__EXERCISE TASK__
Copy the data verbatim, from the line containing "Give me the" down through the line containing "point-nonvariable: [331, 477, 337, 482]", inclusive of both.

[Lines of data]
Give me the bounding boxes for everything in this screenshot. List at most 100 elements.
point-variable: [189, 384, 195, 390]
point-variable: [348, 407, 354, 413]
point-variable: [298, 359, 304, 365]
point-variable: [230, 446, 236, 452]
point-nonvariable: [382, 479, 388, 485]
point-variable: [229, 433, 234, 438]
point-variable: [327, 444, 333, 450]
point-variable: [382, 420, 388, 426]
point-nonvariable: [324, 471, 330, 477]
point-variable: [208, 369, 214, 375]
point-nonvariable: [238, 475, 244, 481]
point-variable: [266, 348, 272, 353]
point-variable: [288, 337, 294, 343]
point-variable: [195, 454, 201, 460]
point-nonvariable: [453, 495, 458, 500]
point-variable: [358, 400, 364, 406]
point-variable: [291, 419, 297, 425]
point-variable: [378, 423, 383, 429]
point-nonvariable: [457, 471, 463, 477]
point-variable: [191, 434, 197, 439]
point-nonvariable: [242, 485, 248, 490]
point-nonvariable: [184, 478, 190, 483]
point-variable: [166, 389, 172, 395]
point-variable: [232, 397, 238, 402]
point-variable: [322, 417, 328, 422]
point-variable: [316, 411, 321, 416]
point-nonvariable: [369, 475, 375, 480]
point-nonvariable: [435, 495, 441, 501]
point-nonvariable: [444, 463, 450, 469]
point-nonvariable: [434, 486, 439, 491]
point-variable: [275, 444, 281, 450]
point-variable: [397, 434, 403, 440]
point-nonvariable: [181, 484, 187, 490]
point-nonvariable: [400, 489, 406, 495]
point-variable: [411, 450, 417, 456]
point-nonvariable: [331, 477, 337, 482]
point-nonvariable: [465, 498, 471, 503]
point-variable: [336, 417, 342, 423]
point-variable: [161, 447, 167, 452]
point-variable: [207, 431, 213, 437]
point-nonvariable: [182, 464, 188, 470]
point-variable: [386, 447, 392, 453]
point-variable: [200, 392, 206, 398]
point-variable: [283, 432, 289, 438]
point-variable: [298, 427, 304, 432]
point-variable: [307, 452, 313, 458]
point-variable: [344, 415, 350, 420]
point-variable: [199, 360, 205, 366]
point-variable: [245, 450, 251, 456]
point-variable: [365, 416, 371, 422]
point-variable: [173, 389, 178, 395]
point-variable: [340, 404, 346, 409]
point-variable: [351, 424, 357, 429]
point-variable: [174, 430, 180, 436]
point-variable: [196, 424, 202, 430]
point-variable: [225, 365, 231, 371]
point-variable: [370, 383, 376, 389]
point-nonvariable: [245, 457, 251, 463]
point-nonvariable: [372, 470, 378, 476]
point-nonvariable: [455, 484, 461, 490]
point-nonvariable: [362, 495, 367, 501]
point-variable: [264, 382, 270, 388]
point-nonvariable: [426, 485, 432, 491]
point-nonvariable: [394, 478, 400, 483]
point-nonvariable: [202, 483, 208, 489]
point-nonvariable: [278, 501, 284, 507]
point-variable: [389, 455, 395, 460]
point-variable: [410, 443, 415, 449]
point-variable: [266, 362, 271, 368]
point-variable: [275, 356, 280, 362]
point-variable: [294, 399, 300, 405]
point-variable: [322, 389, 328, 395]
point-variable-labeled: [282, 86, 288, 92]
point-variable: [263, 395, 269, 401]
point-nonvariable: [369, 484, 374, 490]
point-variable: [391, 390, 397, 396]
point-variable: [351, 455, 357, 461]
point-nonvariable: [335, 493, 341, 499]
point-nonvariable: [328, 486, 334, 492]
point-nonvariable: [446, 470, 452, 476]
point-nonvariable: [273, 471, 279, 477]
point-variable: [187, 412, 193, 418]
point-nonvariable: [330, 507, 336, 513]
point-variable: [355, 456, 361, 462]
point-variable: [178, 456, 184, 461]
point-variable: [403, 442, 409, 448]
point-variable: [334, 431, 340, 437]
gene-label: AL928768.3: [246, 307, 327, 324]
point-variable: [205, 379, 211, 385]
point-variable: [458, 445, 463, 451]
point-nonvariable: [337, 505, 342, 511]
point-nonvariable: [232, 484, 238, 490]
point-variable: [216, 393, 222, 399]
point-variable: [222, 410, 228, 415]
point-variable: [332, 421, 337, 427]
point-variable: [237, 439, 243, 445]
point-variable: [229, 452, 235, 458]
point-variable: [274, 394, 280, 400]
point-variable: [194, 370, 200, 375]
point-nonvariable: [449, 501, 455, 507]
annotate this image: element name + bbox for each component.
==
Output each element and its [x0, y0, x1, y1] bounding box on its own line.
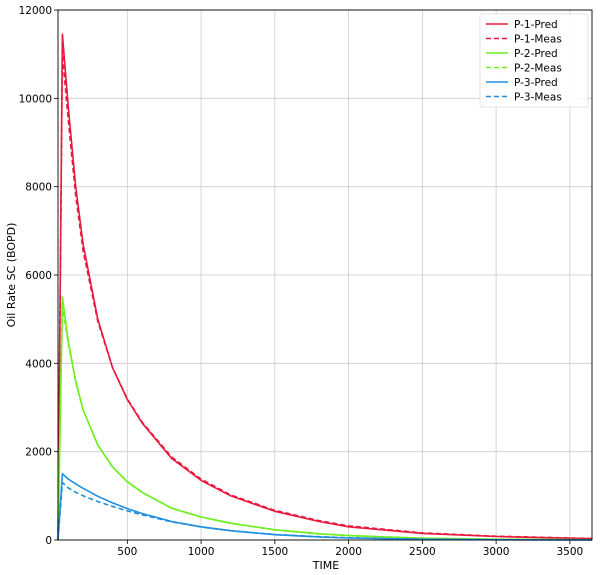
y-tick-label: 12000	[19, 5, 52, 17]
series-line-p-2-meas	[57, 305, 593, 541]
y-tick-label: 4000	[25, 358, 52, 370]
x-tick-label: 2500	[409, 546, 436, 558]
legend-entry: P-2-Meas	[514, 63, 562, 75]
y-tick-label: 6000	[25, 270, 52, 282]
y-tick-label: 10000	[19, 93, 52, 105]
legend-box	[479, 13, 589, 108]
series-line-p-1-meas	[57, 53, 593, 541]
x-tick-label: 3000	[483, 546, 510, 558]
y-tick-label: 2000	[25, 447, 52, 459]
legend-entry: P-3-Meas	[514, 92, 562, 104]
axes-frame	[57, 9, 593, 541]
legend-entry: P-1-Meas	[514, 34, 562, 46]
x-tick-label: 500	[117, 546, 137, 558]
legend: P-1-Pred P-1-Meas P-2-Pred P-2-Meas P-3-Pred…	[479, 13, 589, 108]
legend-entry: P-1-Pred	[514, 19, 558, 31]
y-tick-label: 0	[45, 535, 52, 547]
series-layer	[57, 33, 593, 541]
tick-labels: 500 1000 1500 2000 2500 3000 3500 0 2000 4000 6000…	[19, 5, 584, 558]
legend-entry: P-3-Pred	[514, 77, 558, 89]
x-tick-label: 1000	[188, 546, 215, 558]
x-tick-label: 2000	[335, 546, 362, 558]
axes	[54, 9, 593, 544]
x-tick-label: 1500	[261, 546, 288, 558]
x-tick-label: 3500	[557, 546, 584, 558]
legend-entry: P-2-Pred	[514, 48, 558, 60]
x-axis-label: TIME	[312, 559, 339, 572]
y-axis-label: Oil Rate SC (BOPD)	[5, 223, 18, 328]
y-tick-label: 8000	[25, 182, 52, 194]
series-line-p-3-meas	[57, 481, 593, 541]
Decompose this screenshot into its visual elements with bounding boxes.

__FULL RESPONSE__
Give me the bounding boxes for everything in this screenshot. List at most 100 elements.
point-variable: [189, 384, 195, 390]
point-variable: [348, 407, 354, 413]
point-variable: [298, 359, 304, 365]
point-variable: [230, 446, 236, 452]
point-nonvariable: [382, 479, 388, 485]
point-variable: [229, 433, 234, 438]
point-variable: [327, 444, 333, 450]
point-variable: [382, 420, 388, 426]
point-nonvariable: [324, 471, 330, 477]
point-variable: [208, 369, 214, 375]
point-nonvariable: [238, 475, 244, 481]
point-variable: [266, 348, 272, 353]
point-variable: [288, 337, 294, 343]
point-variable: [195, 454, 201, 460]
point-nonvariable: [453, 495, 458, 500]
point-variable: [358, 400, 364, 406]
point-variable: [291, 419, 297, 425]
point-variable: [378, 423, 383, 429]
point-nonvariable: [457, 471, 463, 477]
point-variable: [191, 434, 197, 439]
point-nonvariable: [242, 485, 248, 490]
point-nonvariable: [184, 478, 190, 483]
point-variable: [166, 389, 172, 395]
point-variable: [232, 397, 238, 402]
point-variable: [322, 417, 328, 422]
point-variable: [316, 411, 321, 416]
point-nonvariable: [369, 475, 375, 480]
point-nonvariable: [435, 495, 441, 501]
point-nonvariable: [444, 463, 450, 469]
point-nonvariable: [434, 486, 439, 491]
point-variable: [275, 444, 281, 450]
point-variable: [397, 434, 403, 440]
point-nonvariable: [181, 484, 187, 490]
point-nonvariable: [400, 489, 406, 495]
point-variable: [411, 450, 417, 456]
point-nonvariable: [331, 477, 337, 482]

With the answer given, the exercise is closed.